__Given records__.
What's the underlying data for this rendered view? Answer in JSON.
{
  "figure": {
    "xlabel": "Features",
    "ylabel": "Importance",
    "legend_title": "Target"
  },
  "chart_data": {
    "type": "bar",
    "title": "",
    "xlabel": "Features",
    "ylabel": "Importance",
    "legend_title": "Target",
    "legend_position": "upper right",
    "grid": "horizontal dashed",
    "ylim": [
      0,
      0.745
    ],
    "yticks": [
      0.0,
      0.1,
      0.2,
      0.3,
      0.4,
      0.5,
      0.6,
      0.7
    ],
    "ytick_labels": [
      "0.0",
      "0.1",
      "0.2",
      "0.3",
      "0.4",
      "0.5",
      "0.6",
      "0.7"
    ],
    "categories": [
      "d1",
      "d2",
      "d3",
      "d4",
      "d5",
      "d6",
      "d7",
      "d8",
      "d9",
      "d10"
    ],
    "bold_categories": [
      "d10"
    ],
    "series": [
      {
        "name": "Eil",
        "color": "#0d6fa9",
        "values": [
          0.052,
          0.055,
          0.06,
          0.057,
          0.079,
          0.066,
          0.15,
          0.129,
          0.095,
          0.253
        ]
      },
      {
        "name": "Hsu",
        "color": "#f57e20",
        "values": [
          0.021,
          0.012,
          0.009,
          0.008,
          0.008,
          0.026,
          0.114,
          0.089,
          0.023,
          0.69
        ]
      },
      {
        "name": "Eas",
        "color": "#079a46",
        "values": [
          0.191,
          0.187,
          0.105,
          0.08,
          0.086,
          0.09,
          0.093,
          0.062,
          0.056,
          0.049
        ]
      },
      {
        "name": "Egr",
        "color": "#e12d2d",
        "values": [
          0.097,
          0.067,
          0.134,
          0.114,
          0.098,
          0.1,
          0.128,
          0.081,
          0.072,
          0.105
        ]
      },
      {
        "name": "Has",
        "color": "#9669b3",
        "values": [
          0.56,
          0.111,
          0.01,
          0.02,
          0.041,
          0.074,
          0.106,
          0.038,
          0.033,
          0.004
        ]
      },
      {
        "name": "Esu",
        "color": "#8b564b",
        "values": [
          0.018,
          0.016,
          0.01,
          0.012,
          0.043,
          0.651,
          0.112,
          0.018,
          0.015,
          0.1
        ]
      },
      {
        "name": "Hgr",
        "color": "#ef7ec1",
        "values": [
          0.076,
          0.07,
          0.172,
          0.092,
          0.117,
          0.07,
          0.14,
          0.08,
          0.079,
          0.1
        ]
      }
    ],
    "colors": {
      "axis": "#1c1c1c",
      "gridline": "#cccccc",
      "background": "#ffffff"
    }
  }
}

__Request__.
Report each line in the preceding entries that holds the string "name".

__Reply__.
        "name": "Eil",
        "name": "Hsu",
        "name": "Eas",
        "name": "Egr",
        "name": "Has",
        "name": "Esu",
        "name": "Hgr",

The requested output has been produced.